### SHORT PROBLEM
Can you retype every record below exactly as written?
═══ ITEMS
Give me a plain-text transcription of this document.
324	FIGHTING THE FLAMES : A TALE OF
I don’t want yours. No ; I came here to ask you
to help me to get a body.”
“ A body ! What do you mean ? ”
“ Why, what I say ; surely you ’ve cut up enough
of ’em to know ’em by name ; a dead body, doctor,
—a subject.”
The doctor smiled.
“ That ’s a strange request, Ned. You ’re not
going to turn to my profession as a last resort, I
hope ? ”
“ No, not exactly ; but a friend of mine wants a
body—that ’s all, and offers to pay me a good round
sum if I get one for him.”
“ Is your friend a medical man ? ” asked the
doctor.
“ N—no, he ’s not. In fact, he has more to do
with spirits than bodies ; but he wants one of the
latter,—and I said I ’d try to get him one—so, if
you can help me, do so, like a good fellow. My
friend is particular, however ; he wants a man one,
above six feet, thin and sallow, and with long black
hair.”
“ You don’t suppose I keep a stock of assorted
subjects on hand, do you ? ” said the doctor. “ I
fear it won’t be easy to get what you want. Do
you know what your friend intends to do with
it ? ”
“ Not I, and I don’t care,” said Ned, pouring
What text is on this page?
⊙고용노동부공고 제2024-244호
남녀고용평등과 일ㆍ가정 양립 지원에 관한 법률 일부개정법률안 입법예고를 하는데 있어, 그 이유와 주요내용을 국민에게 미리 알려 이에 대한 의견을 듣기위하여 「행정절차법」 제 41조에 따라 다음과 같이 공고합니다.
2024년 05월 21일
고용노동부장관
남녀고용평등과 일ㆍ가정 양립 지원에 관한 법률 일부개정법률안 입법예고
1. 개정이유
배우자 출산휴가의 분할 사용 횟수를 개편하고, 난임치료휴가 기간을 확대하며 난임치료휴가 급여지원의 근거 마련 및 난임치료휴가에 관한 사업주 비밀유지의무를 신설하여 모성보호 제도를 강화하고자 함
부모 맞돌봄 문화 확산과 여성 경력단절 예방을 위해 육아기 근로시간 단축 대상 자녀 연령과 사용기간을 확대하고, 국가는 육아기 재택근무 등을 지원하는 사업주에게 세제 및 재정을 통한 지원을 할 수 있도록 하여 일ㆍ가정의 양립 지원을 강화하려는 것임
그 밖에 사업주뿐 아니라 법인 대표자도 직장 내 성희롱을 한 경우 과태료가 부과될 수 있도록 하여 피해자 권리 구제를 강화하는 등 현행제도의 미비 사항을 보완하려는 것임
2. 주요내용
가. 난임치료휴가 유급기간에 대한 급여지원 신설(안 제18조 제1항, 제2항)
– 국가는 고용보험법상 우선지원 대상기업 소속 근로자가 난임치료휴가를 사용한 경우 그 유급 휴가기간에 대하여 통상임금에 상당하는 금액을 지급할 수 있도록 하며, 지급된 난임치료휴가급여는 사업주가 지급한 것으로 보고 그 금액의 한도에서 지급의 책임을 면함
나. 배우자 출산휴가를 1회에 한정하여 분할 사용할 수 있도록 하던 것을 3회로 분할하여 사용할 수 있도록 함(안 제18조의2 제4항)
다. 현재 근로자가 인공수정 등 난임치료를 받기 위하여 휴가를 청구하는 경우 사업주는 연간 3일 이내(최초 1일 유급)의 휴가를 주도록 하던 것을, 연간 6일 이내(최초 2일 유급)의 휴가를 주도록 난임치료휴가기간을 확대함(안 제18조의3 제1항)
══════
### TASK SOLUTION
Give me a plain-text transcription of this document.
324	FIGHTING THE FLAMES : A TALE OF
I don’t want yours. No ; I came here to ask you
to help me to get a body.”
“ A body ! What do you mean ? ”
“ Why, what I say ; surely you ’ve cut up enough
of ’em to know ’em by name ; a dead body, doctor,
—a subject.”
The doctor smiled.
“ That ’s a strange request, Ned. You ’re not
going to turn to my profession as a last resort, I
hope ? ”
“ No, not exactly ; but a friend of mine wants a
body—that ’s all, and offers to pay me a good round
sum if I get one for him.”
“ Is your friend a medical man ? ” asked the
doctor.
“ N—no, he ’s not. In fact, he has more to do
with spirits than bodies ; but he wants one of the
latter,—and I said I ’d try to get him one—so, if
you can help me, do so, like a good fellow. My
friend is particular, however ; he wants a man one,
above six feet, thin and sallow, and with long black
hair.”
“ You don’t suppose I keep a stock of assorted
subjects on hand, do you ? ” said the doctor. “ I
fear it won’t be easy to get what you want. Do
you know what your friend intends to do with
it ? ”
“ Not I, and I don’t care,” said Ned, pouring
What text is on this page?
⊙고용노동부공고 제2024-244호
남녀고용평등과 일ㆍ가정 양립 지원에 관한 법률 일부개정법률안 입법예고를 하는데 있어, 그 이유와 주요내용을 국민에게 미리 알려 이에 대한 의견을 듣기위하여 「행정절차법」 제 41조에 따라 다음과 같이 공고합니다.
2024년 05월 21일
고용노동부장관
남녀고용평등과 일ㆍ가정 양립 지원에 관한 법률 일부개정법률안 입법예고
1. 개정이유
배우자 출산휴가의 분할 사용 횟수를 개편하고, 난임치료휴가 기간을 확대하며 난임치료휴가 급여지원의 근거 마련 및 난임치료휴가에 관한 사업주 비밀유지의무를 신설하여 모성보호 제도를 강화하고자 함
부모 맞돌봄 문화 확산과 여성 경력단절 예방을 위해 육아기 근로시간 단축 대상 자녀 연령과 사용기간을 확대하고, 국가는 육아기 재택근무 등을 지원하는 사업주에게 세제 및 재정을 통한 지원을 할 수 있도록 하여 일ㆍ가정의 양립 지원을 강화하려는 것임
그 밖에 사업주뿐 아니라 법인 대표자도 직장 내 성희롱을 한 경우 과태료가 부과될 수 있도록 하여 피해자 권리 구제를 강화하는 등 현행제도의 미비 사항을 보완하려는 것임
2. 주요내용
가. 난임치료휴가 유급기간에 대한 급여지원 신설(안 제18조 제1항, 제2항)
– 국가는 고용보험법상 우선지원 대상기업 소속 근로자가 난임치료휴가를 사용한 경우 그 유급 휴가기간에 대하여 통상임금에 상당하는 금액을 지급할 수 있도록 하며, 지급된 난임치료휴가급여는 사업주가 지급한 것으로 보고 그 금액의 한도에서 지급의 책임을 면함
나. 배우자 출산휴가를 1회에 한정하여 분할 사용할 수 있도록 하던 것을 3회로 분할하여 사용할 수 있도록 함(안 제18조의2 제4항)
다. 현재 근로자가 인공수정 등 난임치료를 받기 위하여 휴가를 청구하는 경우 사업주는 연간 3일 이내(최초 1일 유급)의 휴가를 주도록 하던 것을, 연간 6일 이내(최초 2일 유급)의 휴가를 주도록 난임치료휴가기간을 확대함(안 제18조의3 제1항)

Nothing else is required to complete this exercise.